Task details = Go through the entries below and copy each line containing the word "document".

Records provided =
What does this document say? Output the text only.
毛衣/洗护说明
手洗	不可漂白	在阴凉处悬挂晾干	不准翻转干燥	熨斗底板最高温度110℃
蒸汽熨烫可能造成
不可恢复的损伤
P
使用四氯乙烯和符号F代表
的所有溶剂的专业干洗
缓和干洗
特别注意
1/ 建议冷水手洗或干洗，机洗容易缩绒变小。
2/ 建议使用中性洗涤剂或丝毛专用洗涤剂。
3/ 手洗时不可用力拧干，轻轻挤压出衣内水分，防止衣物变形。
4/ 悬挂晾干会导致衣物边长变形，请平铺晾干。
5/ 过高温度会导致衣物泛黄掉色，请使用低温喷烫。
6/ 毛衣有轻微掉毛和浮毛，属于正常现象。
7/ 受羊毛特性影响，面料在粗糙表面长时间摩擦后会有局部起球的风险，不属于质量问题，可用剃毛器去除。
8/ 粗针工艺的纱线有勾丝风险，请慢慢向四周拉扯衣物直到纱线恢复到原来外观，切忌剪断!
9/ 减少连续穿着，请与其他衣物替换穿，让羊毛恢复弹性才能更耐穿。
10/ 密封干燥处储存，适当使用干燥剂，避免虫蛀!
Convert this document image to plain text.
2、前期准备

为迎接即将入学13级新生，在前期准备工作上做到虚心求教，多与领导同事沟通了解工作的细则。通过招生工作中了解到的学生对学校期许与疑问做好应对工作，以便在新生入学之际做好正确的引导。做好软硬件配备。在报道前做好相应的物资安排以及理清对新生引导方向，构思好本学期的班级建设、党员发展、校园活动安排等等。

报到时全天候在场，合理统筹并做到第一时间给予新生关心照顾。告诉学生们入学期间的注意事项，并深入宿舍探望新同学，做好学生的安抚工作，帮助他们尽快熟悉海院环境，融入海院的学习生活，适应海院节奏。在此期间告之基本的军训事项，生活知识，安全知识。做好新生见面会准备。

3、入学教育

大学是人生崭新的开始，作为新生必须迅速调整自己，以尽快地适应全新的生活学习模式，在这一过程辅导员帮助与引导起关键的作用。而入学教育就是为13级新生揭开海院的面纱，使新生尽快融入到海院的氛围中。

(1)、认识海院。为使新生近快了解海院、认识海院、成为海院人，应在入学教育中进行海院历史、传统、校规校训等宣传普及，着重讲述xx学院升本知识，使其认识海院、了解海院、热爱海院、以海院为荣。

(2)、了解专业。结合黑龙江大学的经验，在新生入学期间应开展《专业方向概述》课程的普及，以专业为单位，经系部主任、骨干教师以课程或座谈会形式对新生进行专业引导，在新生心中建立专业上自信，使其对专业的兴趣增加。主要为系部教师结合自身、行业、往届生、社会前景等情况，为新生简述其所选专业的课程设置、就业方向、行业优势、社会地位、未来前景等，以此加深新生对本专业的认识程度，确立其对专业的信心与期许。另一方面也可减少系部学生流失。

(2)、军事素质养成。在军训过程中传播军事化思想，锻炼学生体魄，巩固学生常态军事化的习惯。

Written reply =
What does this document say? Output the text only.
Convert this document image to plain text.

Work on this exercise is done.